What is being asked
Among the records that follow, count the lines with the string "Celebrity"; report only that count.

========================================================================

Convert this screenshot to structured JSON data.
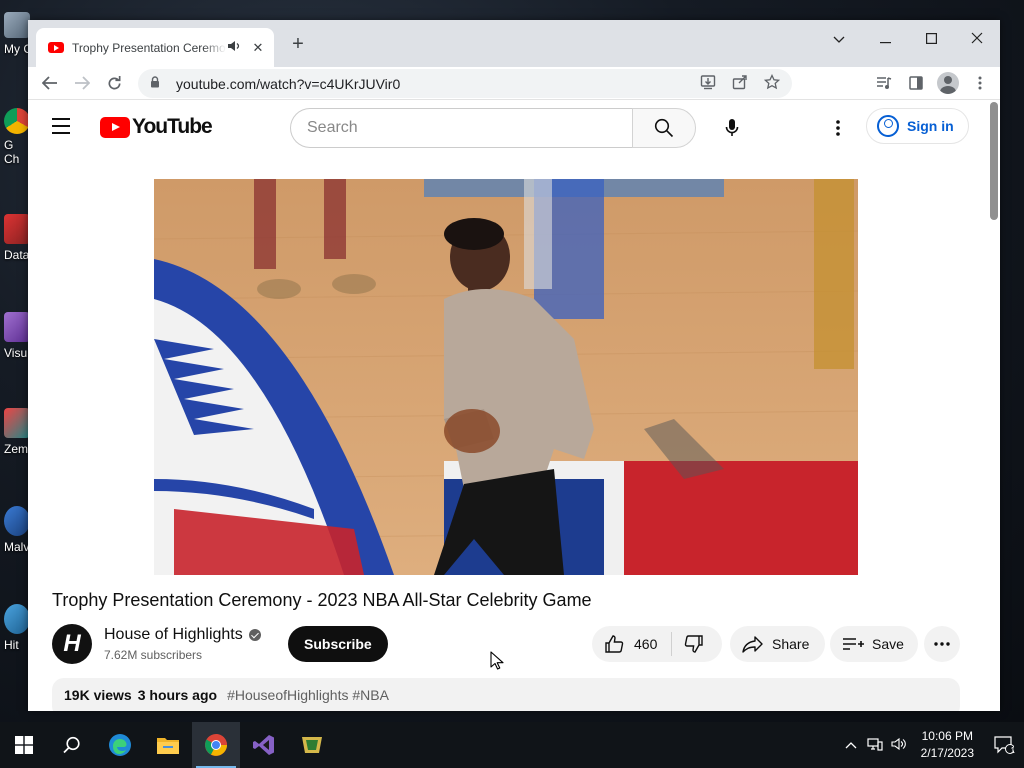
{
  "desktop": {
    "icons": [
      {
        "label": "My C"
      },
      {
        "label": "G\nCh"
      },
      {
        "label": "Data"
      },
      {
        "label": "Visu"
      },
      {
        "label": "Zem"
      },
      {
        "label": "Malv"
      },
      {
        "label": "Hit"
      }
    ]
  },
  "browser": {
    "tab": {
      "title": "Trophy Presentation Ceremony - 2023 NBA All-Star Celebrity Game"
    },
    "url": "youtube.com/watch?v=c4UKrJUVir0"
  },
  "youtube": {
    "logo_text": "YouTube",
    "search": {
      "placeholder": "Search"
    },
    "sign_in": "Sign in",
    "video": {
      "title": "Trophy Presentation Ceremony - 2023 NBA All-Star Celebrity Game",
      "channel": "House of Highlights",
      "subscribers": "7.62M subscribers",
      "subscribe_label": "Subscribe",
      "likes": "460",
      "share_label": "Share",
      "save_label": "Save",
      "views": "19K views",
      "age": "3 hours ago",
      "tags": "#HouseofHighlights #NBA"
    }
  },
  "taskbar": {
    "time": "10:06 PM",
    "date": "2/17/2023",
    "notification_count": "1"
  }
}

========================================================================

Task answer
2